begin MATERIAL PROVIDED
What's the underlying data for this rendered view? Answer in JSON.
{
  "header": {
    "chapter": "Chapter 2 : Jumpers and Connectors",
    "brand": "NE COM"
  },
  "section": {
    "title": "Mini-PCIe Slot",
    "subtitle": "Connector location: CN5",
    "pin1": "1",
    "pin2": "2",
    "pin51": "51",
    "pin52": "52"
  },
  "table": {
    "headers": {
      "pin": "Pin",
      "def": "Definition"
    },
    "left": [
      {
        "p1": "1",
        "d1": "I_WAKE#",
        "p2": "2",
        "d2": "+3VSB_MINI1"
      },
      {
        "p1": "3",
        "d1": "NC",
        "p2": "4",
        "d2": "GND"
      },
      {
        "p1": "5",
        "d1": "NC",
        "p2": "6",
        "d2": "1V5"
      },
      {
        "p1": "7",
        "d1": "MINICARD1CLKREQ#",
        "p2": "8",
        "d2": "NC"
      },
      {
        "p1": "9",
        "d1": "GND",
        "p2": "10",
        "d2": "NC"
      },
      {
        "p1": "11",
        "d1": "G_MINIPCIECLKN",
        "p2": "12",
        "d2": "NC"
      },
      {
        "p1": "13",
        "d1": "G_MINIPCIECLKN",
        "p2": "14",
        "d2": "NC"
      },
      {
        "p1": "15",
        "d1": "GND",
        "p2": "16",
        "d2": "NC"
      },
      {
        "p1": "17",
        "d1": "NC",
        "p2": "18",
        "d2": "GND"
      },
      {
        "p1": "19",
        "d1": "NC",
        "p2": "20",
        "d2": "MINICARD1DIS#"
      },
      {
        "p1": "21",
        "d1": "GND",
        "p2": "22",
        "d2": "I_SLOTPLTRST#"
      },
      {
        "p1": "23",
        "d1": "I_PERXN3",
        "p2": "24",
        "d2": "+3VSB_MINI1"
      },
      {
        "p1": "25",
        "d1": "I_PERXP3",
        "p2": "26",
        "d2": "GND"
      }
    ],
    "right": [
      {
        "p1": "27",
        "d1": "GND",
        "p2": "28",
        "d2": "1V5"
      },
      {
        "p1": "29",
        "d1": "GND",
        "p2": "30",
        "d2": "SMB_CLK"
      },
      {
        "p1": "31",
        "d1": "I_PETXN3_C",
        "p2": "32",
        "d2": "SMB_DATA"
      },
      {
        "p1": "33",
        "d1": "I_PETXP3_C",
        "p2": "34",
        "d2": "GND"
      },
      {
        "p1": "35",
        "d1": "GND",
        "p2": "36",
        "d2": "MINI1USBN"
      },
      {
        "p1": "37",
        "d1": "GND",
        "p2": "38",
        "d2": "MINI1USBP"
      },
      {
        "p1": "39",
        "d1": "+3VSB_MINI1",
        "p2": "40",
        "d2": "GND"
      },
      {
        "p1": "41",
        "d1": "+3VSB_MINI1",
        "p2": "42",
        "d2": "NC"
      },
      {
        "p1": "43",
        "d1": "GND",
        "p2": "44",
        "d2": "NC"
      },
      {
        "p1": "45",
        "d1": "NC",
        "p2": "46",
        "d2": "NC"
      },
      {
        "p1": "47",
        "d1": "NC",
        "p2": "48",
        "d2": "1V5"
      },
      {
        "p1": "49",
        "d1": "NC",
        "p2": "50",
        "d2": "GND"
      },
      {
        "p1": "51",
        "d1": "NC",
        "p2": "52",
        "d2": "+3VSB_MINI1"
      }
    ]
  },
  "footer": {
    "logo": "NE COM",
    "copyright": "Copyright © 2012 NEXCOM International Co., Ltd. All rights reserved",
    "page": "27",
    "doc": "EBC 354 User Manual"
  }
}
end MATERIAL PROVIDED
begin MATERIAL PROVIDED
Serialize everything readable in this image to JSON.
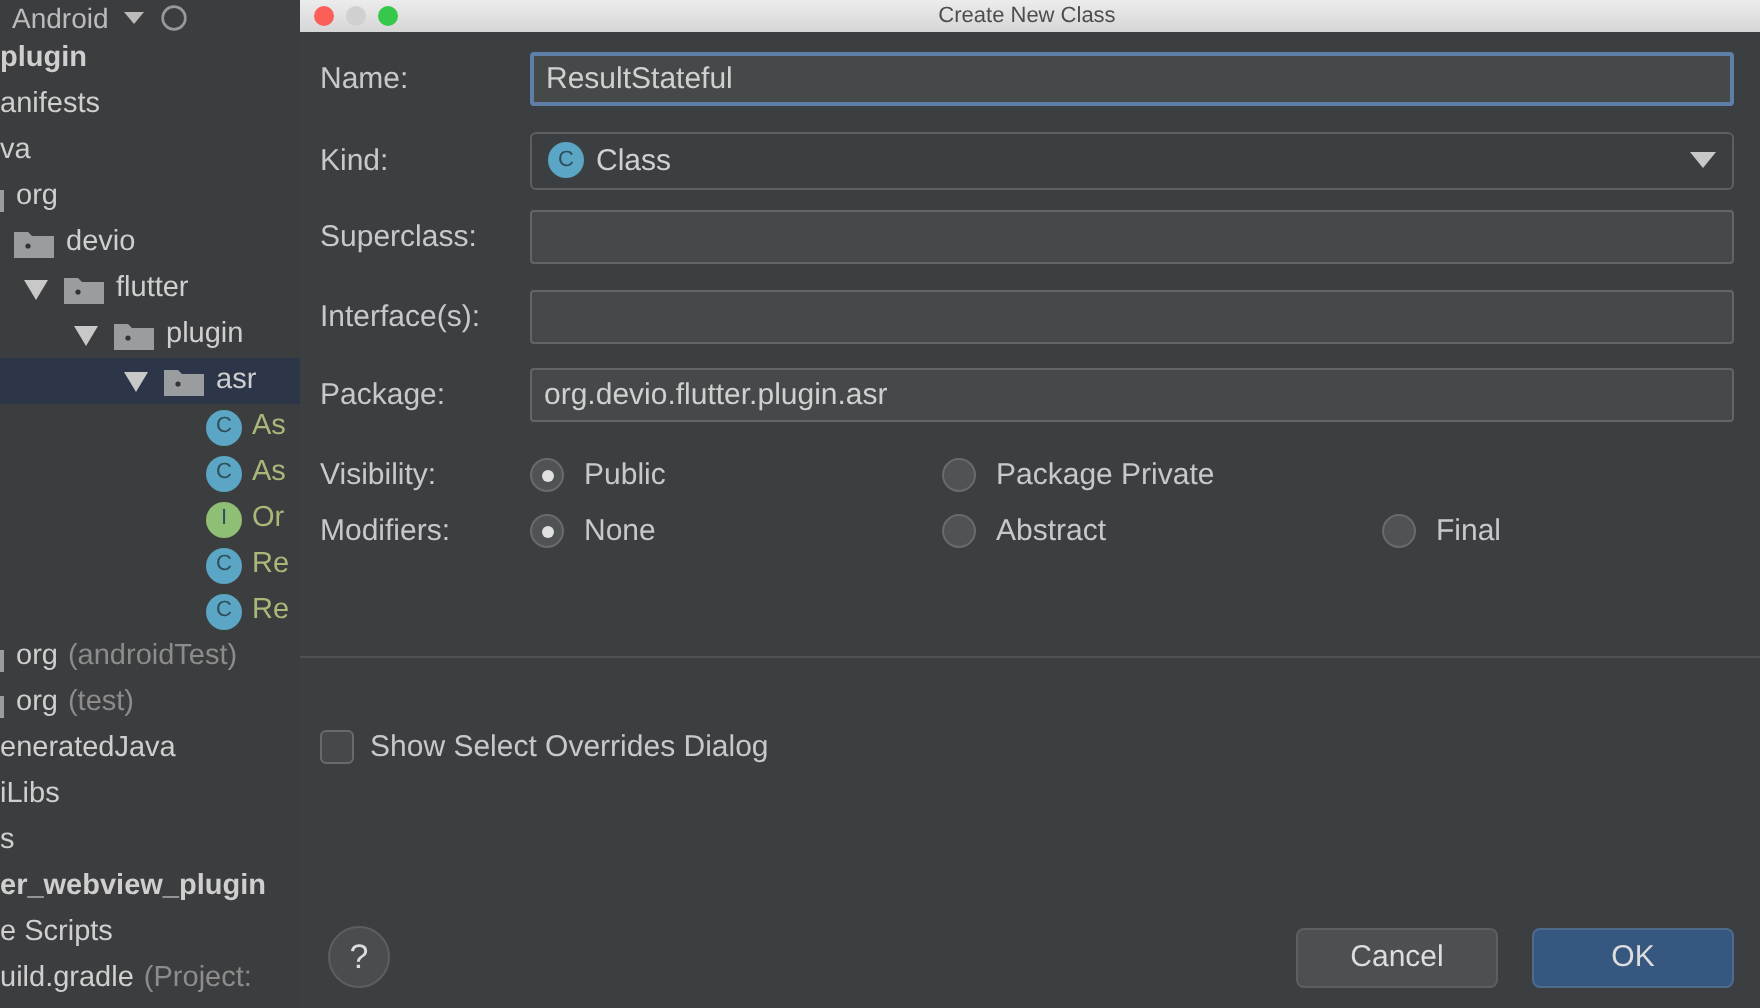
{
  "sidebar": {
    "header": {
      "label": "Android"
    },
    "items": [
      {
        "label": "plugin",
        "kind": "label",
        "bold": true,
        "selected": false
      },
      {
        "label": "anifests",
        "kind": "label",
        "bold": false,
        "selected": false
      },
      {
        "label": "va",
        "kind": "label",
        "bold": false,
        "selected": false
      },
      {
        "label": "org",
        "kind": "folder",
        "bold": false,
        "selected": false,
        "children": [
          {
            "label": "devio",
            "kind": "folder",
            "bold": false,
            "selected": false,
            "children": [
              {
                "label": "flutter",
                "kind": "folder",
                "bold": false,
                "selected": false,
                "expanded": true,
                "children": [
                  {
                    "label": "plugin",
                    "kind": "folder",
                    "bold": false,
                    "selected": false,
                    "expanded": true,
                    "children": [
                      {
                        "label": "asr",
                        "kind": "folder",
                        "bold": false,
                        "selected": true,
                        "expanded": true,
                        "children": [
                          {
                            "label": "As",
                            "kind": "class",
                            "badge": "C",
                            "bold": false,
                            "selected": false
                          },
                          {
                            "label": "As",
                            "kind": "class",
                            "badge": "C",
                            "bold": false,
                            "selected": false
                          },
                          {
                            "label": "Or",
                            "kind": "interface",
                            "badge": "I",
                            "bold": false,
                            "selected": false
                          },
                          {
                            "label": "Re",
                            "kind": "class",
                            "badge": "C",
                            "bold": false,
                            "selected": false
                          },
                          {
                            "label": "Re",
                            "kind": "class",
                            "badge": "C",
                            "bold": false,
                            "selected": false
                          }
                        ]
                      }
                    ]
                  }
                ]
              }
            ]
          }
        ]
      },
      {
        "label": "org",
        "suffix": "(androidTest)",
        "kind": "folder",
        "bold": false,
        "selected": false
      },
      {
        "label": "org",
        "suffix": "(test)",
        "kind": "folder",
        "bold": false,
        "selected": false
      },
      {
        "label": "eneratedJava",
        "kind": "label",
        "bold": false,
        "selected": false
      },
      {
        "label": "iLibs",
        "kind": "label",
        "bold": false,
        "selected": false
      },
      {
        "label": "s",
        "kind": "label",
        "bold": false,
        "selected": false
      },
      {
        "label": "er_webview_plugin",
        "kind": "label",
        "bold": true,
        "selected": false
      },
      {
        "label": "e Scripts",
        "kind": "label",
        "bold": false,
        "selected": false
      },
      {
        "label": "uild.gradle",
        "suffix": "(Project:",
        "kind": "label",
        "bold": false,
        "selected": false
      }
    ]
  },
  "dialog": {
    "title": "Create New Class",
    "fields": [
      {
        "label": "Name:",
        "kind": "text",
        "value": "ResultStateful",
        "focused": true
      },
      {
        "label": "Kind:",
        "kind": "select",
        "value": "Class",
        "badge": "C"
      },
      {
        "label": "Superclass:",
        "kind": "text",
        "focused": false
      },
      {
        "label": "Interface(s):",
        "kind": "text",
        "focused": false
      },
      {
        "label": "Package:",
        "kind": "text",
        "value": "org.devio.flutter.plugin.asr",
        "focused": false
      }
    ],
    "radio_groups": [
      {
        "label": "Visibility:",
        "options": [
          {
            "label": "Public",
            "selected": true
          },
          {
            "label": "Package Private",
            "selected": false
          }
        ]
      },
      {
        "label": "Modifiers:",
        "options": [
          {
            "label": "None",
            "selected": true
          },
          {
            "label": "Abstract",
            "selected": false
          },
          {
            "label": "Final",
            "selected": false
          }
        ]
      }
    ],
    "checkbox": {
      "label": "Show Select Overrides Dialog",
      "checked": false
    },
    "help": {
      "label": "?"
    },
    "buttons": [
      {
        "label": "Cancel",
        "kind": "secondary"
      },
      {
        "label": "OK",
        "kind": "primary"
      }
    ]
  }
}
end MATERIAL PROVIDED
AIM:
Where a line of the data holds "suffix", show that line.

TASK RESULT:
        "suffix": "(androidTest)",
        "suffix": "(test)",
        "suffix": "(Project:",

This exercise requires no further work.